=== DIRECTION ===
Below is a listing. Gather each line of it that contains "time".

──────── DATASET EXTRACT ────────

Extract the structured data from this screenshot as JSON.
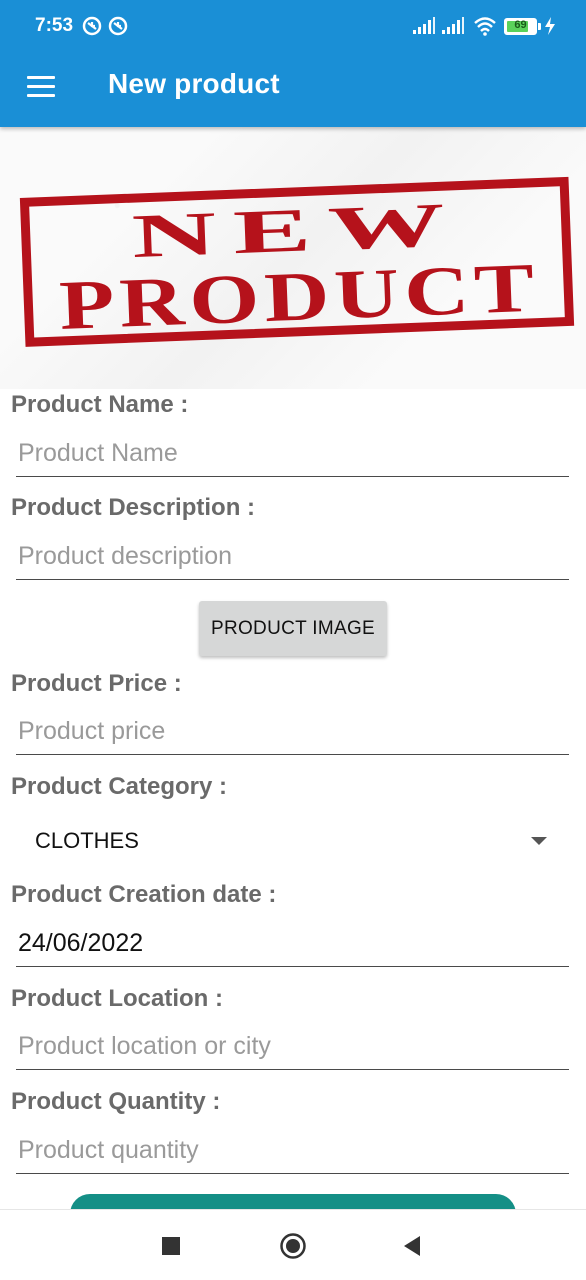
{
  "status_bar": {
    "time": "7:53",
    "battery": "69"
  },
  "toolbar": {
    "title": "New product",
    "menu_icon": "hamburger-menu-icon"
  },
  "banner": {
    "line1": "NEW",
    "line2": "PRODUCT",
    "stamp_color": "#b5121b"
  },
  "form": {
    "name_label": "Product Name :",
    "name_placeholder": "Product Name",
    "description_label": "Product Description :",
    "description_placeholder": "Product description",
    "image_button": "PRODUCT IMAGE",
    "price_label": "Product Price :",
    "price_placeholder": "Product price",
    "category_label": "Product Category :",
    "category_value": "CLOTHES",
    "date_label": "Product Creation date :",
    "date_value": "24/06/2022",
    "location_label": "Product Location :",
    "location_placeholder": "Product location or city",
    "quantity_label": "Product Quantity :",
    "quantity_placeholder": "Product quantity"
  },
  "colors": {
    "appbar": "#1a8fd6",
    "submit": "#148f86"
  },
  "navigation": {
    "recents_icon": "square-icon",
    "home_icon": "circle-home-icon",
    "back_icon": "triangle-back-icon"
  }
}
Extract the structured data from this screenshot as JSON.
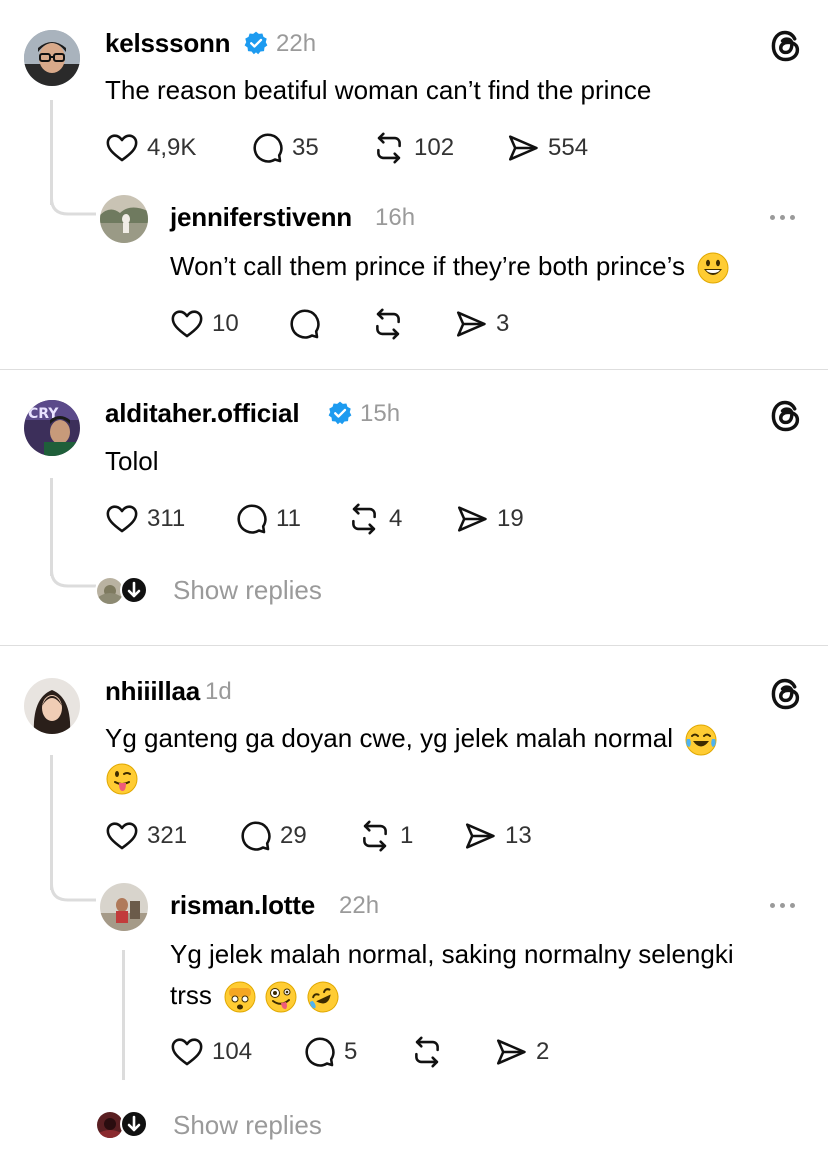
{
  "posts": [
    {
      "username": "kelsssonn",
      "time": "22h",
      "text": "The reason beatiful woman can’t find the prince",
      "likes": "4,9K",
      "comments": "35",
      "reposts": "102",
      "shares": "554",
      "verified": true,
      "reply": {
        "username": "jenniferstivenn",
        "time": "16h",
        "text": "Won’t call them prince if they’re both prince’s",
        "likes": "10",
        "comments": "",
        "reposts": "",
        "shares": "3"
      }
    },
    {
      "username": "alditaher.official",
      "time": "15h",
      "text": "Tolol",
      "likes": "311",
      "comments": "11",
      "reposts": "4",
      "shares": "19",
      "verified": true,
      "show_replies": "Show replies"
    },
    {
      "username": "nhiiillaa",
      "time": "1d",
      "text": "Yg ganteng ga doyan cwe, yg jelek malah normal",
      "likes": "321",
      "comments": "29",
      "reposts": "1",
      "shares": "13",
      "verified": false,
      "reply": {
        "username": "risman.lotte",
        "time": "22h",
        "text_line1": "Yg jelek malah normal, saking normalny selengki",
        "text_line2": "trss",
        "likes": "104",
        "comments": "5",
        "reposts": "",
        "shares": "2"
      },
      "show_replies": "Show replies"
    }
  ],
  "icons": {
    "like": "heart-icon",
    "comment": "comment-icon",
    "repost": "repost-icon",
    "share": "share-icon",
    "verified": "verified-badge-icon",
    "threads": "threads-logo-icon",
    "more": "more-options-icon"
  },
  "colors": {
    "verified": "#1d9bf0",
    "muted": "#9a9a9a",
    "divider": "#dedede"
  }
}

────────

=== WRITTEN SOLUTION ===
    "time": "7:53",
      "time": "22h",
        "time": "16h",
      "time": "15h",
      "time": "1d",
        "time": "22h",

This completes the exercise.